**Aim of the exercise:** Copy every line of the entries that includes the word "name".

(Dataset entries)

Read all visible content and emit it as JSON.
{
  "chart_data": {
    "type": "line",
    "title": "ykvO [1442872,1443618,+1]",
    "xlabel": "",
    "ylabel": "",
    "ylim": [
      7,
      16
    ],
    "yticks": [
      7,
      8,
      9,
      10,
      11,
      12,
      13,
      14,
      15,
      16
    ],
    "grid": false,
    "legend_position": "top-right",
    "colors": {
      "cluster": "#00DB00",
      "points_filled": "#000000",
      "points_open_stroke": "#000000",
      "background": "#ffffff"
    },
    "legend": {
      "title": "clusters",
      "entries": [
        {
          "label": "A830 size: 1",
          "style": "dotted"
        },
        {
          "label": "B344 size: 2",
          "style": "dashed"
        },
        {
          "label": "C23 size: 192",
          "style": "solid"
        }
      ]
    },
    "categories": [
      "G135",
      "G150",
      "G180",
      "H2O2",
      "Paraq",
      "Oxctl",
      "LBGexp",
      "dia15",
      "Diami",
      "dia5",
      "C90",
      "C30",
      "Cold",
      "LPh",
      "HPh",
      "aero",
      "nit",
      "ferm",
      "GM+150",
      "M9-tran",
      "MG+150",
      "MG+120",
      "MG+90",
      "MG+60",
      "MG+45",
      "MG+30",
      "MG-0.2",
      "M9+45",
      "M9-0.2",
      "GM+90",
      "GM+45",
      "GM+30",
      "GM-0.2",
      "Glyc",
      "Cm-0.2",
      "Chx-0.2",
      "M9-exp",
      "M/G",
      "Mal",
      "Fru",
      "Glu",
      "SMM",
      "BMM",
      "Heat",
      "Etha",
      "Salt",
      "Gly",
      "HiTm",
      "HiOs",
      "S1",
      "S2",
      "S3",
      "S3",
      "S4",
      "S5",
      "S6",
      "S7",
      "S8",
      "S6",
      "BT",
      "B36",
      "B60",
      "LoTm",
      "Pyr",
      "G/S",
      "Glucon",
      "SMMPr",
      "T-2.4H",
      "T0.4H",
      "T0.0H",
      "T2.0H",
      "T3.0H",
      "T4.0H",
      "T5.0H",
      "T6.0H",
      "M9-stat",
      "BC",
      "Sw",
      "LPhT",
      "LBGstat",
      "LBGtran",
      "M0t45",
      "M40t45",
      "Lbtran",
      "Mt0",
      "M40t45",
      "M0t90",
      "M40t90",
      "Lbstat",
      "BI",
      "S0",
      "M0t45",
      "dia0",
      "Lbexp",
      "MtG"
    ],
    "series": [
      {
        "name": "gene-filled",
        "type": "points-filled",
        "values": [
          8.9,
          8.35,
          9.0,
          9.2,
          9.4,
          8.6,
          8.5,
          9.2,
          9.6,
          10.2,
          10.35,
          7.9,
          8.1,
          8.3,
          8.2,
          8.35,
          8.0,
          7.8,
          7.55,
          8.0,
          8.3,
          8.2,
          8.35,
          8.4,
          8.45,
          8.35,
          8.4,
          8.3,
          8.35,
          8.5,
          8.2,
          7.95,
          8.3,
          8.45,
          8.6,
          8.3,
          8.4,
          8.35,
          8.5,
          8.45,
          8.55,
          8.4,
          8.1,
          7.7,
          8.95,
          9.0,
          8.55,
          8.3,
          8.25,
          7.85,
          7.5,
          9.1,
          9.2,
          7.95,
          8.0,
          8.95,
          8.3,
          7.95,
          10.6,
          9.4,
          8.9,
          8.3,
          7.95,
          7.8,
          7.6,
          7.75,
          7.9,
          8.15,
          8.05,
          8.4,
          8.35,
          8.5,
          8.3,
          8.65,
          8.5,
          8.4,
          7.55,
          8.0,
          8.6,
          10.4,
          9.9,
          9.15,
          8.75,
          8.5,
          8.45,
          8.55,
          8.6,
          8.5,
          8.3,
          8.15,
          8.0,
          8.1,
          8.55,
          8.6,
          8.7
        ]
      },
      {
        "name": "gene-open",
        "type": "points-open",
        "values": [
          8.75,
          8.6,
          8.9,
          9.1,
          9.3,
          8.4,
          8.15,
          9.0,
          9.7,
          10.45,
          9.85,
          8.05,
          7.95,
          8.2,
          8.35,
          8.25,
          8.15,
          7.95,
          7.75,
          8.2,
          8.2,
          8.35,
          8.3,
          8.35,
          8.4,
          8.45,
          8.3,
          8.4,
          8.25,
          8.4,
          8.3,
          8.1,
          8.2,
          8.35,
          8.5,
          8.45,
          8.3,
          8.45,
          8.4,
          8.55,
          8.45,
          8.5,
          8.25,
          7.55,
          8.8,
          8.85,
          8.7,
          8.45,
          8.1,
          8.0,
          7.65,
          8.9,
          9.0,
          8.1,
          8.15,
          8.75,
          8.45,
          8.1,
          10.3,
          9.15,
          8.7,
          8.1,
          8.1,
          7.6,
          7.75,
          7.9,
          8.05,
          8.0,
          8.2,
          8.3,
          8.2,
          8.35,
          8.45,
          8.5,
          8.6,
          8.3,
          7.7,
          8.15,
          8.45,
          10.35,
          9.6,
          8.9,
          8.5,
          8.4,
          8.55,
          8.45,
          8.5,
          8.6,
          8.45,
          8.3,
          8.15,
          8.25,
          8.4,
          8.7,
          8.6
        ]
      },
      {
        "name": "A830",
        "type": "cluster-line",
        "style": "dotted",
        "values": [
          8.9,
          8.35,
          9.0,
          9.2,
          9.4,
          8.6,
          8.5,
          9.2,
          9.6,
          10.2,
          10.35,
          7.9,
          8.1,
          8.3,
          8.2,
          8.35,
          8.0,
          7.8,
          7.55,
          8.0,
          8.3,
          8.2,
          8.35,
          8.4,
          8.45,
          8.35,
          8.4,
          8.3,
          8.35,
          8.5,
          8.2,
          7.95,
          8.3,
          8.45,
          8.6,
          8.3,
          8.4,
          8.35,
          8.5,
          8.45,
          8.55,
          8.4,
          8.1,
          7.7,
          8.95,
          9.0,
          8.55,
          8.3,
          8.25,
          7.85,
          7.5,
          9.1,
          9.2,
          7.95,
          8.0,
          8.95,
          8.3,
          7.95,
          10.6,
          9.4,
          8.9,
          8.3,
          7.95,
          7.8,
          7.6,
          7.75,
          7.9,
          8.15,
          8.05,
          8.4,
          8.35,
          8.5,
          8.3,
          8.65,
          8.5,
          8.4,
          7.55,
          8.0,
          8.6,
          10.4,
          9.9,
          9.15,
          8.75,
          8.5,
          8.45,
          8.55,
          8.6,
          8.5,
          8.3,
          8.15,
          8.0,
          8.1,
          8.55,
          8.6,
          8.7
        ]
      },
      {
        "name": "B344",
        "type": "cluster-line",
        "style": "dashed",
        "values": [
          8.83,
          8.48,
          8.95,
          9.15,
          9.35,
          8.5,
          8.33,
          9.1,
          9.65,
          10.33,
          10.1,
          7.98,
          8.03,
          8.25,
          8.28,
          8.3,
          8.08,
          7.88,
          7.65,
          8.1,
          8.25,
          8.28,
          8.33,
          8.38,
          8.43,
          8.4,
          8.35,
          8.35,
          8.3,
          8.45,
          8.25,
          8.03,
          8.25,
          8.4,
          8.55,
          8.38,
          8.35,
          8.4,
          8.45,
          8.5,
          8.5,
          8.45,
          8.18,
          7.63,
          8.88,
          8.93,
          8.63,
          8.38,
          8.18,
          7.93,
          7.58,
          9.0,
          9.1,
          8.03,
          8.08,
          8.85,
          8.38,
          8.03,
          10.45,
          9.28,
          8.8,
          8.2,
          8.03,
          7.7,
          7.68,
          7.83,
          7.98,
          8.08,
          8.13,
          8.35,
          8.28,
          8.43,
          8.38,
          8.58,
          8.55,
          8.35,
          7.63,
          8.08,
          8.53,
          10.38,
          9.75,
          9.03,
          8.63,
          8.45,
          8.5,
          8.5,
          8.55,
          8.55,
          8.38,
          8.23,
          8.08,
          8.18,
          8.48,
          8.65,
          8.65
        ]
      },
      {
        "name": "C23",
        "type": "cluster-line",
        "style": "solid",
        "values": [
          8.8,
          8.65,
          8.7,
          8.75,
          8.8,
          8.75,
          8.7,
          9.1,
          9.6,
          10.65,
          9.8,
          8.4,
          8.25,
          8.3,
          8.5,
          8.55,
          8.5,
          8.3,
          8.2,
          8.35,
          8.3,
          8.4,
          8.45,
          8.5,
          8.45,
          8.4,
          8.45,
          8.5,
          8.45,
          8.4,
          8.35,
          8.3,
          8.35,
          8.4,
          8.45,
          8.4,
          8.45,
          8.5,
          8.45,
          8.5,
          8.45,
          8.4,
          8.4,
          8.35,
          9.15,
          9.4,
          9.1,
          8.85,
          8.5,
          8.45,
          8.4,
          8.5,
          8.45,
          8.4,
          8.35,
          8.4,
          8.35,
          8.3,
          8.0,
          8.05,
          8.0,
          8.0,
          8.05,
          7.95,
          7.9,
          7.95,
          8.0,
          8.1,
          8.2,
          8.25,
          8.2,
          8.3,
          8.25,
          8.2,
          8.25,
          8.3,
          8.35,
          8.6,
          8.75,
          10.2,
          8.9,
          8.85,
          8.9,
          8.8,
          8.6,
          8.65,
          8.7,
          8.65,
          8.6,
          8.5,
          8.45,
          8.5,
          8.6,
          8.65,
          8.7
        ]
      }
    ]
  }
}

**Exercise result:**
        "name": "gene-filled",
        "name": "gene-open",
        "name": "A830",
        "name": "B344",
        "name": "C23",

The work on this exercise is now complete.